- Passage given

= = = = =

The Merits: Proposed Ground 1
39 In respect of proposed Ground 1 the Applicant submits:
18. When a claim is made of an abuse of process, a leading statement of principle of particular relevance to the application before the trial judge was to be found in the reasons of Brennan J in Williams v Spautz, where his Honour said:
There is no impropriety of purpose (whatever may be said of motive) when a plaintiff commences or maintains a proceeding desiring to obtain a result within the scope of the remedy, even though the plaintiff has an ulterior purpose - or motive - which will be fulfilled in consequence of obtaining the legal remedy which the proceeding is intended to produce. To amount to an abuse of process, the commencement or maintenance of the proceeding must be for a purpose which does not include - at least to any substantial extent - the obtaining of relief within the scope of the remedy.
19. If granted an extension of time and leave to appeal, the applicant will contend that the trial judge failed to apply the principle in this passage, although his Honour did advert to it. That the trial judge failed to do so is to be inferred from the fact that his Honour found an abuse of process on the basis that the applicant's predominant purpose in bringing the proceeding was not to vindicate his own rights but to obtain relief that was desired by the fourth respondent. The difficulty with this reasoning is that, on its own terms, the trial judge necessarily and implicitly found that the applicant did genuinely seek to obtain the relief sought in the proceeding. The trial judge focused on his reasons for seeking that relief rather than on whether that relief was truly sought, yet it is the latter which bespeaks an abuse of process.

= = = = =

[Recorded data]
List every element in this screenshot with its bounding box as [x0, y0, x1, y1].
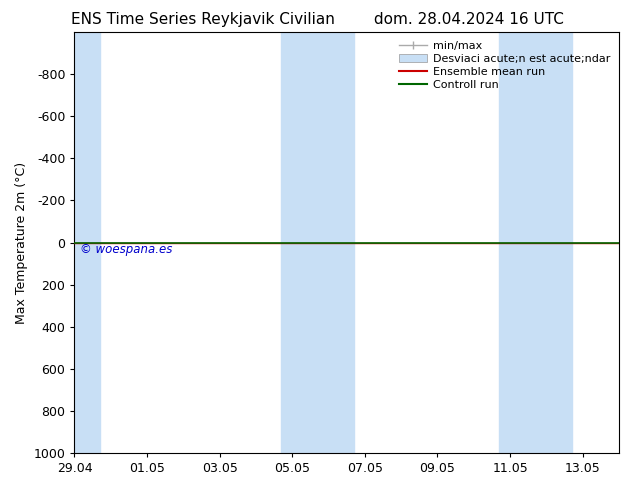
Bar [63, 32, 100, 453]
Y-axis label: Max Temperature 2m (°C): Max Temperature 2m (°C) [15, 162, 28, 323]
Text: © woespana.es: © woespana.es [80, 243, 172, 256]
Text: ENS Time Series Reykjavik Civilian        dom. 28.04.2024 16 UTC: ENS Time Series Reykjavik Civilian dom. … [70, 12, 564, 27]
Legend: min/max, Desviaci acute;n est acute;ndar, Ensemble mean run, Controll run: min/max, Desviaci acute;n est acute;ndar… [396, 38, 614, 93]
Bar [281, 32, 354, 453]
Bar [499, 32, 572, 453]
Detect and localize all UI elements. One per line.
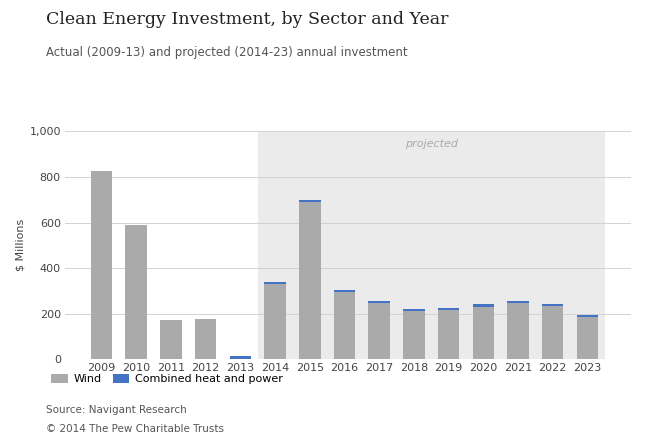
Text: © 2014 The Pew Charitable Trusts: © 2014 The Pew Charitable Trusts — [46, 424, 224, 434]
Bar — [125, 225, 147, 359]
Bar — [403, 309, 424, 311]
Y-axis label: $ Millions: $ Millions — [15, 219, 25, 272]
Text: projected: projected — [405, 139, 458, 149]
Bar — [369, 301, 390, 304]
Text: Clean Energy Investment, by Sector and Year: Clean Energy Investment, by Sector and Y… — [46, 11, 448, 28]
Bar — [438, 308, 460, 310]
Bar — [257, 131, 604, 359]
Legend: Wind, Combined heat and power: Wind, Combined heat and power — [51, 374, 283, 384]
Bar — [299, 200, 320, 202]
Bar — [438, 310, 460, 359]
Bar — [229, 356, 251, 359]
Bar — [265, 284, 286, 359]
Bar — [369, 304, 390, 359]
Bar — [473, 304, 494, 307]
Bar — [577, 315, 598, 317]
Bar — [473, 307, 494, 359]
Bar — [299, 202, 320, 359]
Bar — [333, 290, 355, 292]
Text: Actual (2009-13) and projected (2014-23) annual investment: Actual (2009-13) and projected (2014-23)… — [46, 46, 407, 59]
Bar — [403, 311, 424, 359]
Bar — [507, 304, 529, 359]
Bar — [577, 317, 598, 359]
Bar — [542, 306, 564, 359]
Bar — [265, 282, 286, 284]
Bar — [160, 321, 181, 359]
Bar — [91, 171, 112, 359]
Bar — [195, 319, 216, 359]
Text: Source: Navigant Research: Source: Navigant Research — [46, 405, 187, 415]
Bar — [333, 292, 355, 359]
Bar — [507, 301, 529, 304]
Bar — [542, 304, 564, 306]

= = = = =

- Required task 1
According to the passage on proposed Ground 1, on what basis did the trial judge find an abuse of process?
- Required task 2
Carry the passage on proposed Ground 1 further, starting after its final sentence.

- Written response 1
The trial judge found that the applicant's predominant purpose in bringing the proceeding was not to vindicate his own rights but to obtain relief desired by the fourth respondent.

- Written response 2
20. In this way, the applicant will contend that the trial judge mistook the distinction between purpose and motive, which is sometimes referred to as the distinction between immediate and ultimate purpose.
21. The trial judge may have been led into this error by relying on Walsh v WorleyParsons Ltd [No 4]. In that case, Cameron J dismissed a proceeding as an abuse of process after finding that the plaintiff was a "front man" for Melbourne City Investments Pty Ltd, which was a company that the Supreme Court had already held lacked standing and had no real interest in bringing the claim. Cameron J described it thus:
MCI, as a moving party to this proceeding, initiated and maintained this proceeding for the purpose of sustaining a proceeding that MCI had failed to maintain in its own name. By doing so, MCI was able to continue its modus operandi in bringing proceedings against listed companies, as part of its business model, to obtain a financial gain for itself, its legal representative, when this proceeding was issued. Therefore this proceeding is tainted by a predominant purpose that is irrelevant to the vindication of legal rights of Ms Walsh or the group members, notwithstanding that Ms Walsh may ultimately benefit from the litigation.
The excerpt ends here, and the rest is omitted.